_Task A_
Reproduce, word for word, the stretch of the passage on cube parity from "On the 4x4x4, the" through "state is invalid.".
_Task B_
Carry the passage on cube parity forward, beginning after its last sentence.

_Article_
━━━━━━━━━━━━━━━━━━━━━━━━━━━━━━

The distribution of optimal solution lengths is asymmetric. The number of states requiring exactly k moves grows with k up to about k = 18 and then drops sharply. States requiring exactly 20 moves in HTM are relatively rare, roughly 490 million out of 43 quintillion.
Parity in Detail
Parity deserves precise treatment because it is the most common source of implementation errors in cube solvers.
Every face move is a 4-cycle of corners composed with a 4-cycle of edges. A 4-cycle (a b c d) = (a b)(b c)(c d) is a product of 3 transpositions, so it is an odd permutation. Each face move therefore applies an odd permutation to the corners and an odd permutation to the edges.
Let sgn(sigma_C) denote the sign (+1 or -1) of the corner permutation, and sgn(sigma_E) the sign of the edge permutation. After each face move, both signs flip. Therefore, for any state reachable by legal moves, sgn(sigma_C) = sgn(sigma_E). A state where sgn(sigma_C) != sgn(sigma_E) is physically unreachable without disassembling the cube. This is the parity constraint, and it is the source of the factor of 2 in the denominator of |G|.
Concretely: a state where exactly two corners are swapped and all edges are in their correct positions has odd corner parity and even edge parity. No sequence of legal moves can solve it. A solver fed such a state will loop indefinitely if it does not check this invariant first.
On the 4x4x4, the middle-layer edge pieces come in pairs of physically identical cubies. Swapping two pairs (without any other changes) is undetectable by the color-matching objective but changes the permutation parity. States arising from this situation require explicit parity correction algorithms that are not part of the standard 3x3 move set.
For any solver implementation, parity should be verified before solving: compute sgn(sigma_C) and sgn(sigma_E) from the input state and confirm they are equal. If not, the input state is invalid.

━━━━━━━━━━━━━━━━━━━━━━━━━━━━━━

_Supplied data_
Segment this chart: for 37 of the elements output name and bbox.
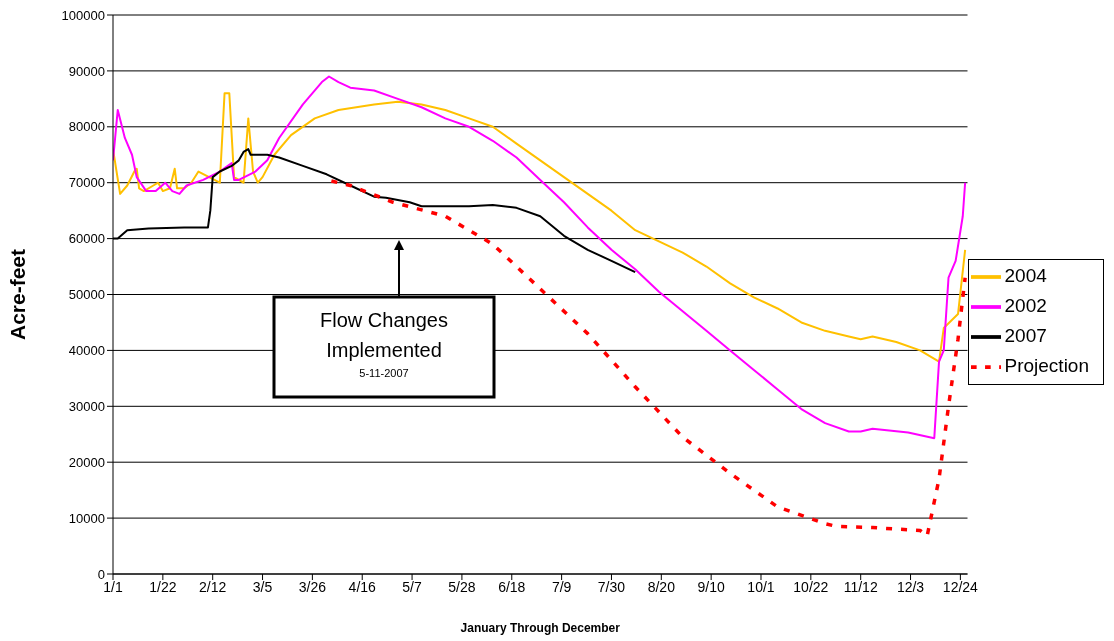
x-tick-label: 3/26 xyxy=(298,578,327,595)
x-tick-label: 3/5 xyxy=(252,578,273,595)
y-tick-label: 70000 xyxy=(68,175,105,191)
x-tick-label: 9/10 xyxy=(697,578,725,595)
x-tick-label: 1/22 xyxy=(149,578,177,595)
x-tick-label: 12/24 xyxy=(942,578,979,595)
legend-label: 2002 xyxy=(1004,295,1047,317)
legend-label: Projection xyxy=(1004,355,1089,377)
x-axis-title: January Through December xyxy=(460,621,621,635)
y-tick-label: 60000 xyxy=(68,231,105,247)
x-tick-label: 8/20 xyxy=(647,578,676,595)
x-tick-label: 2/12 xyxy=(199,578,227,595)
x-tick-label: 4/16 xyxy=(348,578,377,595)
x-tick-label: 10/1 xyxy=(747,578,775,595)
x-tick-label: 12/3 xyxy=(896,578,925,595)
annotation: 5-11-2007 xyxy=(359,367,409,379)
y-axis-title: Acre-feet xyxy=(6,248,30,341)
y-tick-label: 100000 xyxy=(61,7,105,23)
x-tick-label: 11/12 xyxy=(843,578,878,595)
y-tick-label: 40000 xyxy=(68,343,105,359)
x-tick-label: 6/18 xyxy=(498,578,526,595)
x-tick-label: 10/22 xyxy=(793,578,829,595)
x-tick-label: 7/9 xyxy=(551,578,572,595)
y-tick-label: 90000 xyxy=(68,63,105,79)
legend-label: 2007 xyxy=(1004,325,1047,347)
y-tick-label: 80000 xyxy=(68,119,105,135)
legend-label: 2004 xyxy=(1004,265,1047,287)
y-tick-label: 10000 xyxy=(68,510,105,526)
x-tick-label: 5/28 xyxy=(448,578,476,595)
y-tick-label: 20000 xyxy=(68,454,105,470)
x-tick-label: 7/30 xyxy=(597,578,626,595)
x-tick-label: 1/1 xyxy=(103,578,123,595)
annotation: Flow Changes Implemented xyxy=(320,309,448,361)
x-tick-label: 5/7 xyxy=(402,578,423,595)
y-tick-label: 30000 xyxy=(68,398,105,414)
y-tick-label: 0 xyxy=(97,566,105,582)
y-tick-label: 50000 xyxy=(68,287,105,303)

━━━━━━━━━━━━━━━━━━━━━━━━━━━━━━

_Expected output A_
On the 4x4x4, the middle-layer edge pieces come in pairs of physically identical cubies. Swapping two pairs (without any other changes) is undetectable by the color-matching objective but changes the permutation parity. States arising from this situation require explicit parity correction algorithms that are not part of the standard 3x3 move set.
For any solver implementation, parity should be verified before solving: compute sgn(sigma_C) and sgn(sigma_E) from the input state and confirm they are equal. If not, the input state is invalid.

_Expected output B_
The State Space as a Graph and Mixing Time
The Cayley graph Cay(G, S) is regular: every node has the same degree (18 in HTM). BFS from the solved state on this graph finds optimal solutions but is computationally intractable. The frontier at depth 20 covers the entire graph, but the frontier at depth 10 already contains roughly 10^13 nodes, which exceeds the memory of any practical system.
For testing purposes, a relevant question is: how many random moves does it take to produce a state drawn approximately uniformly from G? This is the mixing time of the random walk on Cay(G, S).
The spectral gap of the Cayley graph controls mixing time. For a d-regular graph with second-largest eigenvalue lambda_2 of the adjacency matrix, the mixing time is O(log(|G|) / log(d / lambda_2)). For the cube group, computing lambda_2 exactly is difficult, but empirical evidence suggests that after approximately 20 to 25 random moves, the distribution over states is close to uniform in total variation distance.
This is why the World Cube Association uses a random-state scramble procedure: generate a uniformly random state (using a known algorithm), then find a move sequence reaching that state. Applying 25 random moves from solved does not produce a uniform distribution and tends to undersample states that require many moves to reach, which biases scrambles toward easier positions.
For solver testing: a test suite built from random-move scrambles will systematically underrepresent hard states (those requiring close to 20 moves optimally). A proper test suite samples uniformly from G.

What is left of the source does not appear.